-------- Material
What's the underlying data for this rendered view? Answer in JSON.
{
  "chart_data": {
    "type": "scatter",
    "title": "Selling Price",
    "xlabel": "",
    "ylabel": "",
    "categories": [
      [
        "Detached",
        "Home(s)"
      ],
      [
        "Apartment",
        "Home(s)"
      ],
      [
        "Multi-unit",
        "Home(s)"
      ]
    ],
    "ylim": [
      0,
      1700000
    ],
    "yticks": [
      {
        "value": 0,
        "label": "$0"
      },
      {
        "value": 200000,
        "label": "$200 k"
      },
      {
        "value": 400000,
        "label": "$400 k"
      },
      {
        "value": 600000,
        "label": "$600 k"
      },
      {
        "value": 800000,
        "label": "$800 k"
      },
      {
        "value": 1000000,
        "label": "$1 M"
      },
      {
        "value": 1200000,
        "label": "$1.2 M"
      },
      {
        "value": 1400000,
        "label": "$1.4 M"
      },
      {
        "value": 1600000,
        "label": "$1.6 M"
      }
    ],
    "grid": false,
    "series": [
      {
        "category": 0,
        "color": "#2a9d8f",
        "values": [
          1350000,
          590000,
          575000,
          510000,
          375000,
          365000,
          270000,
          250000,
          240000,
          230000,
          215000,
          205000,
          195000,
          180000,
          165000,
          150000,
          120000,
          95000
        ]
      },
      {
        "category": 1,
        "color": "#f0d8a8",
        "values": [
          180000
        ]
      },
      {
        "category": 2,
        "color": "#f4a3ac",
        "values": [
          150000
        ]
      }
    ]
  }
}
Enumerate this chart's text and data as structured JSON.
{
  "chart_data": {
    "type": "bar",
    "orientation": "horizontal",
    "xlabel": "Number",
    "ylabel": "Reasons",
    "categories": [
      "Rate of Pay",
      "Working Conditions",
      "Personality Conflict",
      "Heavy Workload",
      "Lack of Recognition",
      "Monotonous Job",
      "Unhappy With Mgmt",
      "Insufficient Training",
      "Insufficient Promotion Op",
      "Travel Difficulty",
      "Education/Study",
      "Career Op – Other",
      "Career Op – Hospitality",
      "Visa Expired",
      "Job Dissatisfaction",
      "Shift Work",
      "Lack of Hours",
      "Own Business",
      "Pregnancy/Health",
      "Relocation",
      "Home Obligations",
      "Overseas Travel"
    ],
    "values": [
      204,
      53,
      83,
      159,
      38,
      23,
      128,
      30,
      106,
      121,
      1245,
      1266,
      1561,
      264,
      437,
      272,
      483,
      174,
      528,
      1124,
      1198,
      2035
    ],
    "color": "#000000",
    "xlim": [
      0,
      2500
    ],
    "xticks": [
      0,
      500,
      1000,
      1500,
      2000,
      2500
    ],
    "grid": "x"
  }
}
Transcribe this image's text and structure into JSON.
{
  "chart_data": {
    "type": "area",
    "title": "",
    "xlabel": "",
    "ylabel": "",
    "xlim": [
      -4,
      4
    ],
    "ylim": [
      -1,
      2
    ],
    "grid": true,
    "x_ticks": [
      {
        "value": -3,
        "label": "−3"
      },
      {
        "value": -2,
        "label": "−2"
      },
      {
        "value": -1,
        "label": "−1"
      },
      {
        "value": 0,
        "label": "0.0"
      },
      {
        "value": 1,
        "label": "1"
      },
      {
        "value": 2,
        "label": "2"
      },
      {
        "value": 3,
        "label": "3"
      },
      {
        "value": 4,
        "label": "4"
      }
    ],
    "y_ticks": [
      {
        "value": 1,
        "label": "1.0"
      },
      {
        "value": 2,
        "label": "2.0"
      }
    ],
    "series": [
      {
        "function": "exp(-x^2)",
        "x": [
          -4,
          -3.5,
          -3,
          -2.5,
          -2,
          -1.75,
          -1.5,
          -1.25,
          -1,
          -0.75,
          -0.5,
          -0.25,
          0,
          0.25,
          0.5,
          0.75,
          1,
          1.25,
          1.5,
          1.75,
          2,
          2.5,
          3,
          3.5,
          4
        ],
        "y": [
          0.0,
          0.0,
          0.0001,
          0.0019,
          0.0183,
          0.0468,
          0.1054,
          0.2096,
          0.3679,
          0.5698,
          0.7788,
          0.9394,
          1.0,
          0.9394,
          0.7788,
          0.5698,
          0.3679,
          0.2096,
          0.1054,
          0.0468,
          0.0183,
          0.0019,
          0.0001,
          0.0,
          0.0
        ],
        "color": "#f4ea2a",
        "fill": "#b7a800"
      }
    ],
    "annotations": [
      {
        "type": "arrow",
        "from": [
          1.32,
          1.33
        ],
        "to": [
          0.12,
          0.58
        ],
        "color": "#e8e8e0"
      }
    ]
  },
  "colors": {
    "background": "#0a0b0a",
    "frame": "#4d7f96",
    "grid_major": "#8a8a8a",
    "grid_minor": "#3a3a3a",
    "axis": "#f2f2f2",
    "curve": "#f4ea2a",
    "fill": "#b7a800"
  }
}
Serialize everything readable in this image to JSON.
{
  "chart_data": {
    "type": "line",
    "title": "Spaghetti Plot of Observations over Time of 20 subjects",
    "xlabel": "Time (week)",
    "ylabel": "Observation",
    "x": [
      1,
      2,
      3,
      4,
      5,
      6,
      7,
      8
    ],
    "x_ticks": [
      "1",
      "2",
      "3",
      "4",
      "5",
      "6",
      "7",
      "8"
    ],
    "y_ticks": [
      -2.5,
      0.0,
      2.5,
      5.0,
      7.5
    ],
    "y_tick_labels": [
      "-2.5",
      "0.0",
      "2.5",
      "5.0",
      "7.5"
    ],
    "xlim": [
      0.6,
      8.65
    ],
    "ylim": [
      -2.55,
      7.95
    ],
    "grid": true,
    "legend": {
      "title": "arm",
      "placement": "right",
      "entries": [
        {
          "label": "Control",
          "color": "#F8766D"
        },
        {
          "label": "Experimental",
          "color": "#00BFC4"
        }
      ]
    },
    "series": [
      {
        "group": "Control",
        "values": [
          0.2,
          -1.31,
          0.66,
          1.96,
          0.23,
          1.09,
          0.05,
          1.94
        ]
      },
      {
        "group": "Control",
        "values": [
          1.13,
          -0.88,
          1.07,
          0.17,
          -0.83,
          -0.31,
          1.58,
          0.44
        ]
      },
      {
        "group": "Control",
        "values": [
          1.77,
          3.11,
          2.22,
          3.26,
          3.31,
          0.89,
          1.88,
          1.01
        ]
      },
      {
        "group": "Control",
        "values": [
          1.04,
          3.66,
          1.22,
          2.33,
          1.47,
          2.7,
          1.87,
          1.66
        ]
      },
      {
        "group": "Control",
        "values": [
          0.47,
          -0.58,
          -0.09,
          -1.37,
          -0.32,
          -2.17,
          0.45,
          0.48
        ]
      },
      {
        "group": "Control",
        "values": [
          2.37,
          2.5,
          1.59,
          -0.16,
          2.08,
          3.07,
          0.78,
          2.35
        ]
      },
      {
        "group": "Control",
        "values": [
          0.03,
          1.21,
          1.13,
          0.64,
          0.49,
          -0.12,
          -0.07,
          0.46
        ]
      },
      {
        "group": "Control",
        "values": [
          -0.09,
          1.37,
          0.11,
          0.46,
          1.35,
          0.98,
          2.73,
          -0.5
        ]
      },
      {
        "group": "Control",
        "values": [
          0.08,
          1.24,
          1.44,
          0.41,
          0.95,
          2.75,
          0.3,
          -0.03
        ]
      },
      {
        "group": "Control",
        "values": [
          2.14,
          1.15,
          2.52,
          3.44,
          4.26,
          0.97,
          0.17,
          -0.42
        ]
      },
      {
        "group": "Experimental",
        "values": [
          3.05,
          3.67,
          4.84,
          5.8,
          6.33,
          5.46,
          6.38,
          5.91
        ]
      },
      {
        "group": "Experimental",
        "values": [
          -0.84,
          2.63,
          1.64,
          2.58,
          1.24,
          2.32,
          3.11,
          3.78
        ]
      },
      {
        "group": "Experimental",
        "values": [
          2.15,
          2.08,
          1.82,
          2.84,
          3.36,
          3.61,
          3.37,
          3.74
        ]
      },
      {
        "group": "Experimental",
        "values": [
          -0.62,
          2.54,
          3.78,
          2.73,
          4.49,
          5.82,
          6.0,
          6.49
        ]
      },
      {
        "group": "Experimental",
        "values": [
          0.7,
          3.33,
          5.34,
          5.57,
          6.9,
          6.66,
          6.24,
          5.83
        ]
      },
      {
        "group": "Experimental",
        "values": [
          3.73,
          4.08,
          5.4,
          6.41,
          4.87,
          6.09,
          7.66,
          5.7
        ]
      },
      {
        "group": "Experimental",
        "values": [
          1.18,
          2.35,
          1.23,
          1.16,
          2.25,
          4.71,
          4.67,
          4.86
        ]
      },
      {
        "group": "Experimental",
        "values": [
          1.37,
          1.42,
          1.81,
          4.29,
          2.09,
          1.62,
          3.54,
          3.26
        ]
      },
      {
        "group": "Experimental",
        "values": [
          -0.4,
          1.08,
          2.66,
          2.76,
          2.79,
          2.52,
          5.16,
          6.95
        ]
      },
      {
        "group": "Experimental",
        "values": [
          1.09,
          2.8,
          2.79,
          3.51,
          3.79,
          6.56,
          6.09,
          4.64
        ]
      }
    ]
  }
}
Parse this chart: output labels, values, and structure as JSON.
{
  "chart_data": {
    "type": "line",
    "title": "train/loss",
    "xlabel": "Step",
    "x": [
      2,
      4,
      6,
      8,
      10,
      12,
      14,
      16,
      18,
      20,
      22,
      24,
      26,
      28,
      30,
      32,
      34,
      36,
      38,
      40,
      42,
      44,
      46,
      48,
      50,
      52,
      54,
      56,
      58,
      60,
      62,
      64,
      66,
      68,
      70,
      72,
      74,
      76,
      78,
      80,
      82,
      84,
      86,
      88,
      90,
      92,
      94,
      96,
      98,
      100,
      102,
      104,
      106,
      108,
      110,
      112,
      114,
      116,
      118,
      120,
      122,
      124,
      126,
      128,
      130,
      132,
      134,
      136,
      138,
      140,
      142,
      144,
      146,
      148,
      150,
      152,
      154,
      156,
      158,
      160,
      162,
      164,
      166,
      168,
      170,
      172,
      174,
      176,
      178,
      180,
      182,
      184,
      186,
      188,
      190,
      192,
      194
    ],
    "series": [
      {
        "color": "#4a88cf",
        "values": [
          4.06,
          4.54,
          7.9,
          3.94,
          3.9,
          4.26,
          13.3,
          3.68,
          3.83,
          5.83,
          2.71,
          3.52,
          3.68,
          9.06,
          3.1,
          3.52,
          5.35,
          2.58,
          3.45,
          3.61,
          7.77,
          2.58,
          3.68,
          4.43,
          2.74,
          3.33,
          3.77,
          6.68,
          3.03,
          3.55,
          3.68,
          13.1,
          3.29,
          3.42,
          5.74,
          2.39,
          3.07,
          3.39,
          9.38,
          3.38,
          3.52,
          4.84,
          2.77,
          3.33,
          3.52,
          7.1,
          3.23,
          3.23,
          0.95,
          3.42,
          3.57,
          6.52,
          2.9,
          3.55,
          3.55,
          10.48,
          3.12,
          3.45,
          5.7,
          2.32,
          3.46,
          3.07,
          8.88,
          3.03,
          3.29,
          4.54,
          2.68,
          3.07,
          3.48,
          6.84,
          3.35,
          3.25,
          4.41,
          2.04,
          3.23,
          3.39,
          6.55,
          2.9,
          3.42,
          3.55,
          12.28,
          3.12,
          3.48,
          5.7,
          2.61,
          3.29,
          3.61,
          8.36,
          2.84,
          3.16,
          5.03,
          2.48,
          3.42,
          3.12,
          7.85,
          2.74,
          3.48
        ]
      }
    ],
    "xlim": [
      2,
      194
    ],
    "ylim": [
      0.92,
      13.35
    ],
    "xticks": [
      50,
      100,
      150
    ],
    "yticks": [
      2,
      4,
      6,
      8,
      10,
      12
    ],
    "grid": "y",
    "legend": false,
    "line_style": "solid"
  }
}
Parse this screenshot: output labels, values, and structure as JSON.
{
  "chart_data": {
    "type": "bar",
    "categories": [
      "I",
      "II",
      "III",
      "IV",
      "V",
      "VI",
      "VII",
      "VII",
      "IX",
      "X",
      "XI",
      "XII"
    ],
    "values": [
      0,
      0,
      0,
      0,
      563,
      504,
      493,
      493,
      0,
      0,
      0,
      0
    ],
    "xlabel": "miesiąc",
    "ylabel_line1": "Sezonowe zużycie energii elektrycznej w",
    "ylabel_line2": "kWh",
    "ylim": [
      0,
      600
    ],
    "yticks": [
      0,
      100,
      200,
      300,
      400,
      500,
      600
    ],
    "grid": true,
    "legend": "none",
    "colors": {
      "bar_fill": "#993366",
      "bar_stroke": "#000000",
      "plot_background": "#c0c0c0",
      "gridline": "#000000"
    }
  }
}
----------------
**Work to do**
Identify and copy lines that hold the string "output".

**Task solution**
Parse this chart: output labels, values, and structure as JSON.
Parse this screenshot: output labels, values, and structure as JSON.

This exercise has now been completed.